====== Selected passage

Re: Who is blocking the record I want to edit?

From: ucb_richp <>
Date: Fri, 14 May 2010 10:14:56 -0700 (PDT)
Message-ID: <>

I also share the concern about locking a table/record for any length of time... Perhaps you can add an additional query before attempting to issue your DML statement against the record in question. For example:

Add an update timestamp column to your records so that any time someone issues DML against that record, the timestamp is updated with sysdate.

  1. User queries record by ID, store the update timestamp currently associated with that record.
  2. User edits record on your application
  3. User hits SUBMIT button on the application
  4. Application queries the same record and checks if the update timestamp = the timestamp when the record was originally pulled into their app.
  5. If the timestamps do not =, then someone else has updated the record before them.
  6. Do not issue DML, instead notify the user that the record has been edited since last queried.

============

Directives>
**1)** For each statement, say whether it agrees with the reply on record locking, and quote the words from the reply that decide it. (a) The reply suggests adding an update timestamp column to the records. (b) If the timestamps differ, the application should still issue the DML. (c) The timestamp is updated with sysdate.
**2)** In the records, switch "x-tick-label" to "x-tick-text" and change nothing else. Begin at the line that has "x-tick-label: 1.0 xyxy=(434,616,458,635)", stop after the line that has "y-tick-label: 2500 xyxy=(62,124,100,143)", and give back only those lines.
The records have nothing to do with the reply on record locking.

====== Input records

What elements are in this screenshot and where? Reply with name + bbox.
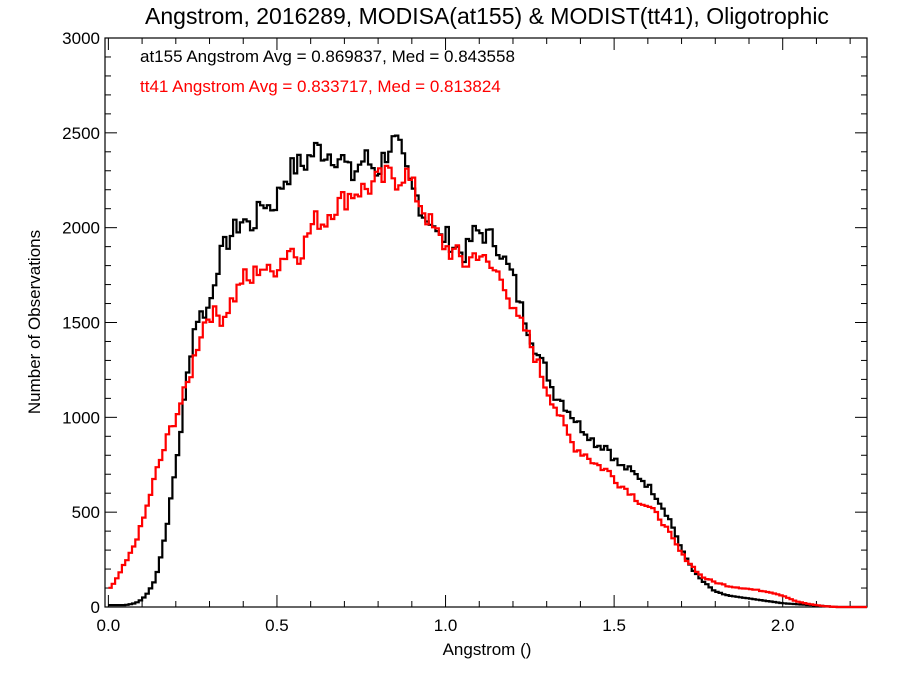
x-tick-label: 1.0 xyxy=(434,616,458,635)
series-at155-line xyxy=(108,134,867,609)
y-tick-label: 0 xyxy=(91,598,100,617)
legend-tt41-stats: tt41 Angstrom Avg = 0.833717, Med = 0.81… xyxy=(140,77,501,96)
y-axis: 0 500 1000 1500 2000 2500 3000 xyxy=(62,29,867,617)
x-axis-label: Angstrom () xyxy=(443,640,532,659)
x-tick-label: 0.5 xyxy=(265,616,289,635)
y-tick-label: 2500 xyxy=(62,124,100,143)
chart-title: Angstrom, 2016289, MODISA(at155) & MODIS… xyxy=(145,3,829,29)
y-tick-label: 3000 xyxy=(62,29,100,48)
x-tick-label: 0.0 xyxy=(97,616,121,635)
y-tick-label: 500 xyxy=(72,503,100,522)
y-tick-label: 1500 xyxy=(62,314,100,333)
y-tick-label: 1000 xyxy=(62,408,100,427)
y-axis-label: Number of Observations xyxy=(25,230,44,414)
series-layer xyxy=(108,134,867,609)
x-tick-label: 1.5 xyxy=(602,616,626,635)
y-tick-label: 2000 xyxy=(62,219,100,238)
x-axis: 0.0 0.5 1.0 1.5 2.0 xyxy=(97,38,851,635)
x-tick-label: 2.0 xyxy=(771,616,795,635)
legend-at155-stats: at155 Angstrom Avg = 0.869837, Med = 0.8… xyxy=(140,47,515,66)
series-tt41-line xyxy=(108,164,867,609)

============

Solutions in order>
**1)**
(a) Yes: "Add an update timestamp column to your records"
(b) No: "Do not issue DML, instead notify the user that the record has been edited since last queried."
(c) Yes: "the timestamp is updated with sysdate."

**2)**
x-tick-text: 1.0 xyxy=(434,616,458,635)
series-at155-line xyxy=(108,134,867,609)
y-tick-label: 0 xyxy=(91,598,100,617)
legend-tt41-stats: tt41 Angstrom Avg = 0.833717, Med = 0.81… xyxy=(140,77,501,96)
y-axis: 0 500 1000 1500 2000 2500 3000 xyxy=(62,29,867,617)
x-axis-label: Angstrom () xyxy=(443,640,532,659)
x-tick-text: 0.5 xyxy=(265,616,289,635)
y-tick-label: 2500 xyxy=(62,124,100,143)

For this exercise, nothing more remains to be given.